#### TASK DIRECTIONS
Render the entries starting at the line that contains "svg-text:03/01: 03/01 [2196, 1255, 2281, 1298]" and ending at the line that contains "sun-cloud-rain-icon [1154, 1113, 1241, 1209]" as a Markdown table, with a "No." column holding the row number and an "Entry" column holding the line. Omit blank lines.

"""

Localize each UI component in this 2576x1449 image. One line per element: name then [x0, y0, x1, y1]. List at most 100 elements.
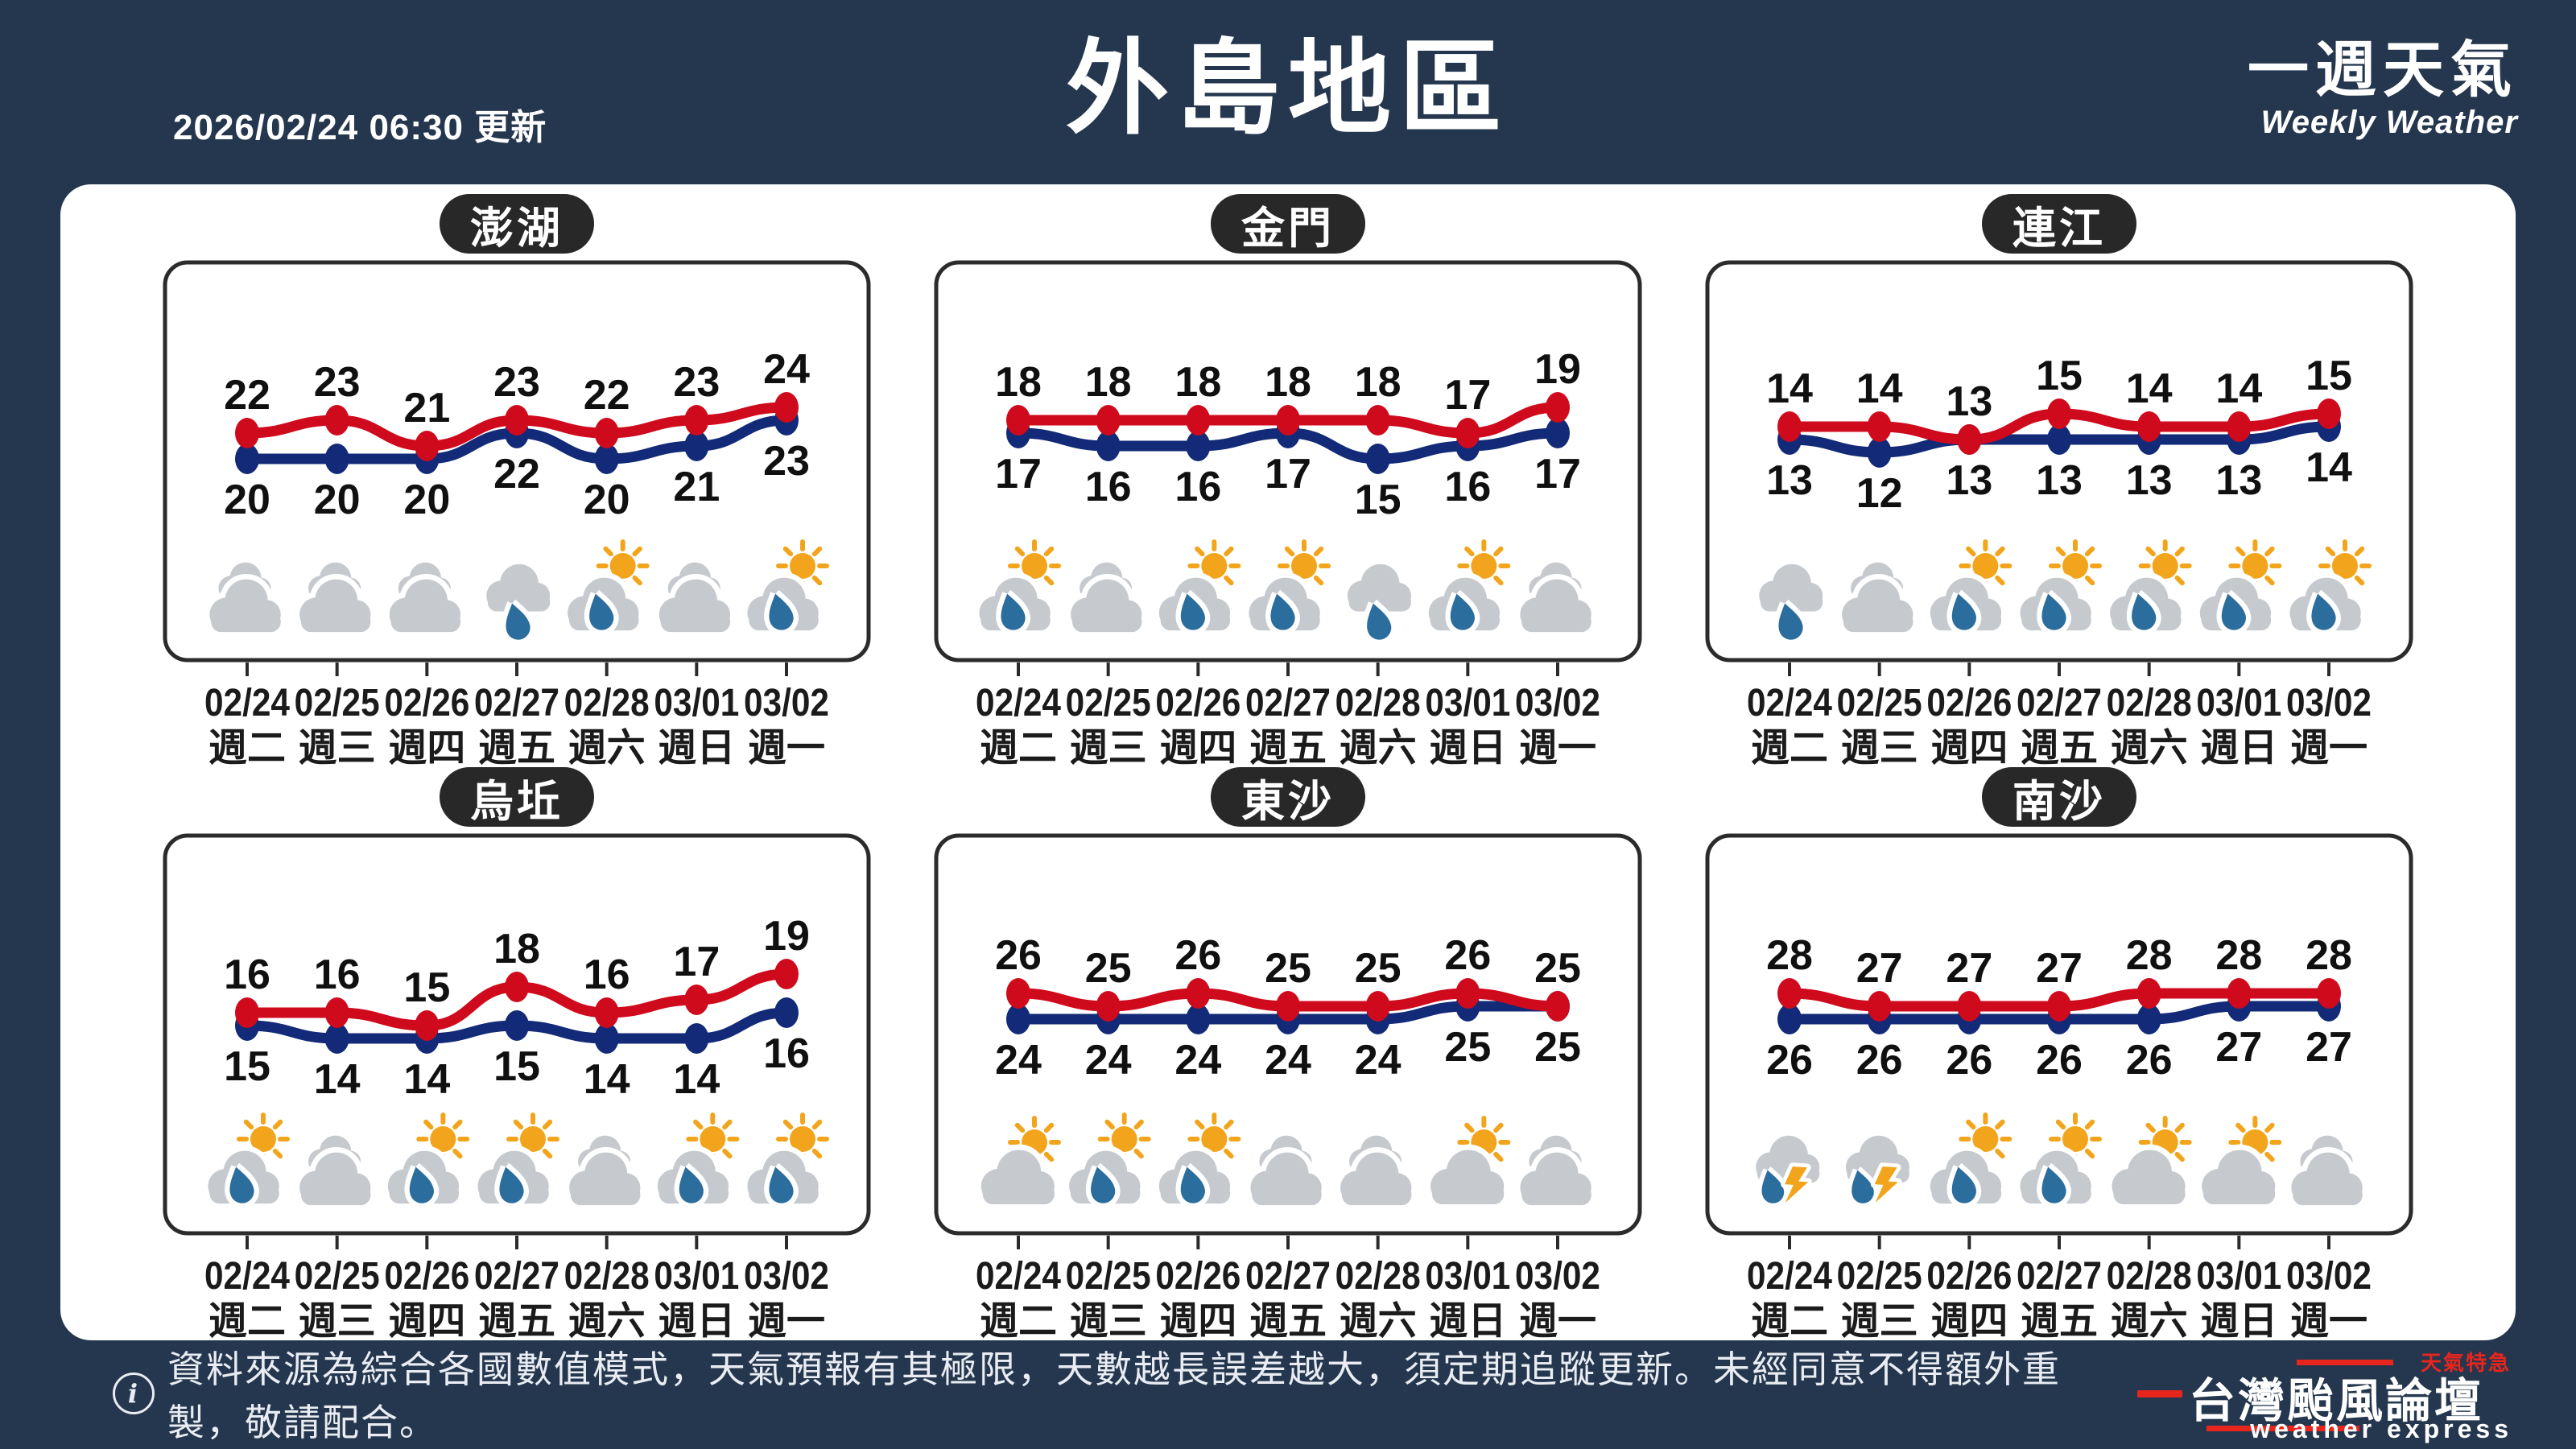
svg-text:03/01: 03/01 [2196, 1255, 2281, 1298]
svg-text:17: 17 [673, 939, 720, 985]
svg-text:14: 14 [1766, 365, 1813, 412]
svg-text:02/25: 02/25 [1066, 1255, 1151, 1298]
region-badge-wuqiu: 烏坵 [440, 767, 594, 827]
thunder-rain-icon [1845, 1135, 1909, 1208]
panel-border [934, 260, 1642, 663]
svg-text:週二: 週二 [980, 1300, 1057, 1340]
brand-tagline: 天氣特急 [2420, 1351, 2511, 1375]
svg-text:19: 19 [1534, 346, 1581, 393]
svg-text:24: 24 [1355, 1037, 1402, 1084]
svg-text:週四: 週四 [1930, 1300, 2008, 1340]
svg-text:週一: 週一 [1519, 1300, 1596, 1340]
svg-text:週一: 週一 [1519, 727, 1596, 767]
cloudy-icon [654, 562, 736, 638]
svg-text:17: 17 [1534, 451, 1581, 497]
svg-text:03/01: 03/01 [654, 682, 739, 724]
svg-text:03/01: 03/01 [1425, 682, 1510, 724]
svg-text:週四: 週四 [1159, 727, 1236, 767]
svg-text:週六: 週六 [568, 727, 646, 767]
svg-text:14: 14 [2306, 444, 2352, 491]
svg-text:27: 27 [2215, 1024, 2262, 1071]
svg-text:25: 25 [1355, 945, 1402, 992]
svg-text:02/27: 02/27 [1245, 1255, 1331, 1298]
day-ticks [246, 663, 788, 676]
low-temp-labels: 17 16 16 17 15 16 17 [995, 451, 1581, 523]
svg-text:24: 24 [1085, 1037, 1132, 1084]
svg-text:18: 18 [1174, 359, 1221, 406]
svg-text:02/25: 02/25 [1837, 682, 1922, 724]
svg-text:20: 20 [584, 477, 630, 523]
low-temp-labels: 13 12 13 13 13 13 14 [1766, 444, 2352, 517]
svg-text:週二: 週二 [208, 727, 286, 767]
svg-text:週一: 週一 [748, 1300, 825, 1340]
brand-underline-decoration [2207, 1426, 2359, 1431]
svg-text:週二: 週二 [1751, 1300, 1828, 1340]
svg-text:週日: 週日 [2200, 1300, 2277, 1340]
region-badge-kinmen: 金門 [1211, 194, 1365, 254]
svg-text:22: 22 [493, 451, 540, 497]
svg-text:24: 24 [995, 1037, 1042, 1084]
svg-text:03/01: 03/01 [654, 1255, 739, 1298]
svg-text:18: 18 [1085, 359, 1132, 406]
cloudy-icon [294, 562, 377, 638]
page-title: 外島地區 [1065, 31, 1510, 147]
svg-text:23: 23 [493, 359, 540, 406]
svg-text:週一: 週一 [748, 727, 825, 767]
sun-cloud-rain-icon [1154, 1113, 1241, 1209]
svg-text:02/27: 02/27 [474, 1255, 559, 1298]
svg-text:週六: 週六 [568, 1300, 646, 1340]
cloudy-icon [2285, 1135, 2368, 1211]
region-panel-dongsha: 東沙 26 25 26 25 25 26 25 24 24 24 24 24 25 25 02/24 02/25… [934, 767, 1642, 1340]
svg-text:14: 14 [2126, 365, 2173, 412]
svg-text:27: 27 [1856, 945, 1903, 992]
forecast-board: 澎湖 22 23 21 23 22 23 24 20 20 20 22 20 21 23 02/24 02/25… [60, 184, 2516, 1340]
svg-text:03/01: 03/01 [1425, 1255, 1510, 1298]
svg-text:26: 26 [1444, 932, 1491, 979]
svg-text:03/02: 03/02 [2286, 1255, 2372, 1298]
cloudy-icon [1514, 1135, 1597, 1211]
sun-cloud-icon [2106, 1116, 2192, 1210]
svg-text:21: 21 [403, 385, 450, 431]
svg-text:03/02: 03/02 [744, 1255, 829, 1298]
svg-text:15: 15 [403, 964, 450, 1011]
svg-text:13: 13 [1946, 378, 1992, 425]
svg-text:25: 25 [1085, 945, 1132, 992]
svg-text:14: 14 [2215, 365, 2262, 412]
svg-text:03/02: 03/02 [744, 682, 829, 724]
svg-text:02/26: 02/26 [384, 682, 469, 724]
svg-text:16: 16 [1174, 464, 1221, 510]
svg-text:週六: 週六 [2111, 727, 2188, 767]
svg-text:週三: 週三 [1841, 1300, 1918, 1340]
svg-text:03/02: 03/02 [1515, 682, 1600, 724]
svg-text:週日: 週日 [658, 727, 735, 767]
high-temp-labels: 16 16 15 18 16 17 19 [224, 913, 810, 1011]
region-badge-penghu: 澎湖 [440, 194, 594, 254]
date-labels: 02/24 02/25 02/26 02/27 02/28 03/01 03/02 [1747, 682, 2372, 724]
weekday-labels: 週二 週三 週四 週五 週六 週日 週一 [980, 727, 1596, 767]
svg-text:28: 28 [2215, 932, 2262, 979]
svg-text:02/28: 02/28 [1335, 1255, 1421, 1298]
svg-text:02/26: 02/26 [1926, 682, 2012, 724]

"""

#### THE OUTPUT
| No. | Entry |
|---|---|
| 1 | svg-text:03/01: 03/01 [2196, 1255, 2281, 1298] |
| 2 | svg-text:17: 17 [673, 939, 720, 985] |
| 3 | svg-text:14: 14 [1766, 365, 1813, 412] |
| 4 | svg-text:02/25: 02/25 [1066, 1255, 1151, 1298] |
| 5 | region-badge-wuqiu: 烏坵 [440, 767, 594, 827] |
| 6 | thunder-rain-icon [1845, 1135, 1909, 1208] |
| 7 | panel-border [934, 260, 1642, 663] |
| 8 | svg-text:週二: 週二 [980, 1300, 1057, 1340] |
| 9 | brand-tagline: 天氣特急 [2420, 1351, 2511, 1375] |
| 10 | svg-text:19: 19 [1534, 346, 1581, 393] |
| 11 | svg-text:24: 24 [1355, 1037, 1402, 1084] |
| 12 | svg-text:週四: 週四 [1930, 1300, 2008, 1340] |
| 13 | svg-text:週一: 週一 [1519, 1300, 1596, 1340] |
| 14 | svg-text:週一: 週一 [1519, 727, 1596, 767] |
| 15 | cloudy-icon [654, 562, 736, 638] |
| 16 | svg-text:17: 17 [1534, 451, 1581, 497] |
| 17 | svg-text:03/01: 03/01 [654, 682, 739, 724] |
| 18 | svg-text:03/01: 03/01 [1425, 682, 1510, 724] |
| 19 | svg-text:週四: 週四 [1159, 727, 1236, 767] |
| 20 | svg-text:週六: 週六 [568, 727, 646, 767] |
| 21 | svg-text:14: 14 [2306, 444, 2352, 491] |
| 22 | svg-text:27: 27 [2215, 1024, 2262, 1071] |
| 23 | svg-text:25: 25 [1355, 945, 1402, 992] |
| 24 | svg-text:02/27: 02/27 [1245, 1255, 1331, 1298] |
| 25 | day-ticks [246, 663, 788, 676] |
| 26 | low-temp-labels: 17 16 16 17 15 16 17 [995, 451, 1581, 523] |
| 27 | svg-text:24: 24 [1085, 1037, 1132, 1084] |
| 28 | svg-text:18: 18 [1174, 359, 1221, 406] |
| 29 | svg-text:02/25: 02/25 [1837, 682, 1922, 724] |
| 30 | svg-text:20: 20 [584, 477, 630, 523] |
| 31 | low-temp-labels: 13 12 13 13 13 13 14 [1766, 444, 2352, 517] |
| 32 | svg-text:週二: 週二 [208, 727, 286, 767] |
| 33 | svg-text:週一: 週一 [748, 1300, 825, 1340] |
| 34 | brand-underline-decoration [2207, 1426, 2359, 1431] |
| 35 | svg-text:週二: 週二 [1751, 1300, 1828, 1340] |
| 36 | svg-text:週日: 週日 [2200, 1300, 2277, 1340] |
| 37 | region-badge-kinmen: 金門 [1211, 194, 1365, 254] |
| 38 | svg-text:22: 22 [493, 451, 540, 497] |
| 39 | svg-text:24: 24 [995, 1037, 1042, 1084] |
| 40 | svg-text:03/01: 03/01 [654, 1255, 739, 1298] |
| 41 | svg-text:18: 18 [1085, 359, 1132, 406] |
| 42 | cloudy-icon [294, 562, 377, 638] |
| 43 | page-title: 外島地區 [1065, 31, 1510, 147] |
| 44 | svg-text:23: 23 [493, 359, 540, 406] |
| 45 | svg-text:週一: 週一 [748, 727, 825, 767] |
| 46 | sun-cloud-rain-icon [1154, 1113, 1241, 1209] |